▸ **What is needed**:
Return only the count of lines in which the word "CNRM" appears.

▸ **Provided material**:
## START

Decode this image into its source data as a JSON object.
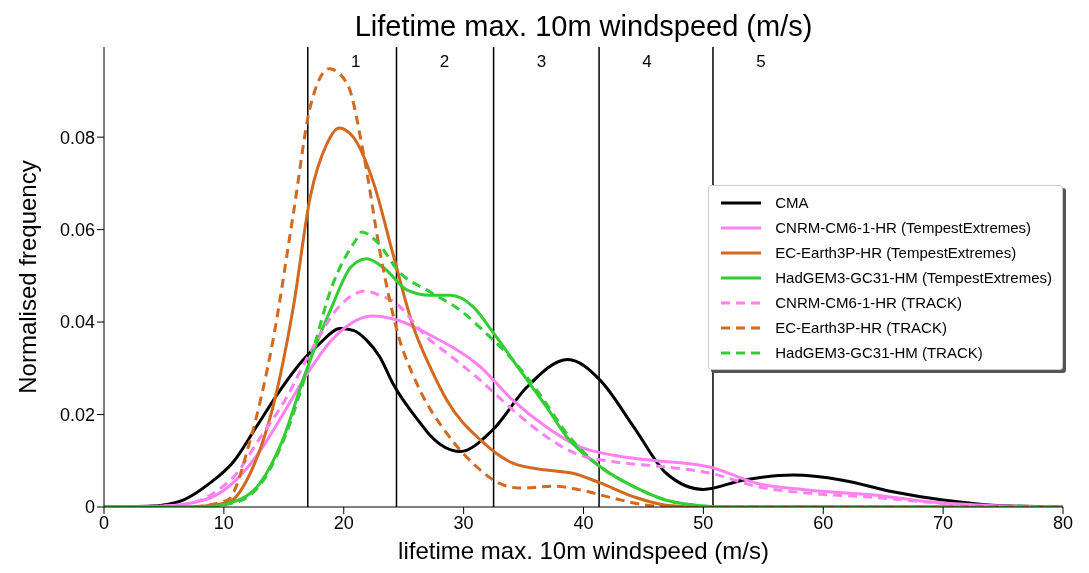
{
  "chart_data": {
    "type": "line",
    "title": "Lifetime max. 10m windspeed (m/s)",
    "xlabel": "lifetime max. 10m windspeed (m/s)",
    "ylabel": "Normalised frequency",
    "xlim": [
      0,
      80
    ],
    "xticks": [
      0,
      10,
      20,
      30,
      40,
      50,
      60,
      70,
      80
    ],
    "ylim": [
      0,
      0.0995
    ],
    "yticks": [
      0,
      0.02,
      0.04,
      0.06,
      0.08
    ],
    "grid": false,
    "legend": "right",
    "marker": "none",
    "ref_lines": [
      {
        "axis": "x",
        "value": 17.0,
        "color": "#000000"
      },
      {
        "axis": "x",
        "value": 24.4,
        "color": "#000000"
      },
      {
        "axis": "x",
        "value": 32.5,
        "color": "#000000"
      },
      {
        "axis": "x",
        "value": 41.3,
        "color": "#000000"
      },
      {
        "axis": "x",
        "value": 50.8,
        "color": "#000000"
      }
    ],
    "annotations": [
      "1",
      "2",
      "3",
      "4",
      "5"
    ],
    "series": [
      {
        "name": "CMA",
        "color": "#000000",
        "line_style": "solid",
        "x": [
          0,
          4,
          6.6,
          8.8,
          10.8,
          12.7,
          14.7,
          16.6,
          18.0,
          19.7,
          20.8,
          21.9,
          23.0,
          24.1,
          26.4,
          27.2,
          29.7,
          32.4,
          35.3,
          38.7,
          41.4,
          44.2,
          46.9,
          50.0,
          53.3,
          57.5,
          61.6,
          65.8,
          70.0,
          74.1,
          80
        ],
        "values": [
          0,
          0.0002,
          0.0015,
          0.0051,
          0.0098,
          0.0173,
          0.0253,
          0.0318,
          0.0354,
          0.0386,
          0.0382,
          0.0361,
          0.0325,
          0.0267,
          0.0181,
          0.0155,
          0.012,
          0.0166,
          0.026,
          0.0319,
          0.0274,
          0.0173,
          0.0073,
          0.0038,
          0.0058,
          0.0069,
          0.0058,
          0.0033,
          0.0015,
          0.0004,
          0
        ]
      },
      {
        "name": "CNRM-CM6-1-HR (TempestExtremes)",
        "color": "#ff80f0",
        "line_style": "solid",
        "x": [
          0,
          5,
          8.8,
          11.0,
          12.9,
          14.8,
          16.8,
          19.0,
          20.6,
          22.3,
          24.5,
          27.2,
          31.4,
          34.1,
          36.9,
          39.7,
          42.5,
          45.3,
          50.6,
          54.5,
          58.7,
          64.2,
          69.8,
          75.3,
          80
        ],
        "values": [
          0,
          0.0002,
          0.0019,
          0.0058,
          0.0117,
          0.0195,
          0.0282,
          0.0361,
          0.0397,
          0.0413,
          0.0404,
          0.0372,
          0.0303,
          0.0231,
          0.0173,
          0.013,
          0.0112,
          0.0102,
          0.0086,
          0.0051,
          0.0037,
          0.0026,
          0.0009,
          0.0002,
          0
        ]
      },
      {
        "name": "EC-Earth3P-HR (TempestExtremes)",
        "color": "#d2691e",
        "line_style": "solid",
        "x": [
          0,
          7,
          10.3,
          12.2,
          14.1,
          15.8,
          17.2,
          18.6,
          19.6,
          20.8,
          22.5,
          24.1,
          25.8,
          27.2,
          28.6,
          31.4,
          34.1,
          36.9,
          39.1,
          41.4,
          44.2,
          46.9,
          50,
          80
        ],
        "values": [
          0,
          0,
          0.0009,
          0.0073,
          0.0217,
          0.0433,
          0.067,
          0.0786,
          0.082,
          0.08,
          0.07,
          0.0548,
          0.039,
          0.0303,
          0.0231,
          0.0145,
          0.0095,
          0.008,
          0.0073,
          0.0052,
          0.0022,
          0.0004,
          0,
          0
        ]
      },
      {
        "name": "HadGEM3-GC31-HM (TempestExtremes)",
        "color": "#32cd32",
        "line_style": "solid",
        "x": [
          0,
          8,
          10.8,
          13.0,
          14.9,
          16.8,
          19.0,
          20.6,
          21.9,
          23.4,
          25.3,
          27.2,
          28.9,
          30.8,
          32.5,
          34.7,
          36.9,
          38.6,
          41.4,
          44.2,
          47.5,
          52,
          80
        ],
        "values": [
          0,
          0,
          0.0011,
          0.0051,
          0.0145,
          0.029,
          0.0433,
          0.0519,
          0.0537,
          0.0516,
          0.0469,
          0.0458,
          0.0458,
          0.0433,
          0.0376,
          0.0296,
          0.0217,
          0.0152,
          0.0087,
          0.0044,
          0.0011,
          0,
          0
        ]
      },
      {
        "name": "CNRM-CM6-1-HR (TRACK)",
        "color": "#ff80f0",
        "line_style": "dashed",
        "x": [
          0,
          6,
          10.8,
          12.9,
          15.1,
          17.3,
          19.6,
          21.8,
          23.0,
          24.0,
          27.2,
          28.6,
          31.4,
          34.1,
          36.9,
          39.7,
          42.5,
          46.7,
          50.6,
          54.5,
          58.7,
          64.2,
          69.8,
          75,
          80
        ],
        "values": [
          0,
          0.0003,
          0.0065,
          0.0145,
          0.0231,
          0.0339,
          0.0433,
          0.0467,
          0.0458,
          0.0447,
          0.0361,
          0.0333,
          0.0274,
          0.021,
          0.0152,
          0.0112,
          0.0098,
          0.0087,
          0.0073,
          0.0044,
          0.003,
          0.0021,
          0.0008,
          0.0001,
          0
        ]
      },
      {
        "name": "EC-Earth3P-HR (TRACK)",
        "color": "#d2691e",
        "line_style": "dashed",
        "x": [
          0,
          7,
          10.3,
          12.2,
          14.1,
          15.8,
          17.2,
          18.8,
          20.3,
          21.7,
          23.1,
          24.5,
          26.1,
          28.6,
          30.8,
          33.0,
          34.7,
          37.5,
          39.7,
          42.5,
          45.3,
          48,
          80
        ],
        "values": [
          0,
          0,
          0.0015,
          0.0145,
          0.0361,
          0.0635,
          0.0865,
          0.0948,
          0.0915,
          0.0757,
          0.0541,
          0.0376,
          0.0267,
          0.0159,
          0.0094,
          0.0051,
          0.0041,
          0.0045,
          0.0037,
          0.0019,
          0.0004,
          0,
          0
        ]
      },
      {
        "name": "HadGEM3-GC31-HM (TRACK)",
        "color": "#32cd32",
        "line_style": "dashed",
        "x": [
          0,
          8,
          11.0,
          13.3,
          15.2,
          17.2,
          19.0,
          21.0,
          21.5,
          22.9,
          24.5,
          27.2,
          29.7,
          31.9,
          34.1,
          36.3,
          38.6,
          41.4,
          44.2,
          47.5,
          52,
          80
        ],
        "values": [
          0,
          0,
          0.001,
          0.0058,
          0.0159,
          0.0318,
          0.0476,
          0.0577,
          0.0595,
          0.057,
          0.0512,
          0.0465,
          0.0426,
          0.0375,
          0.0318,
          0.0246,
          0.0159,
          0.0087,
          0.0044,
          0.0011,
          0,
          0
        ]
      }
    ]
  }
}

## END

▸ **Solution to this problem**:
2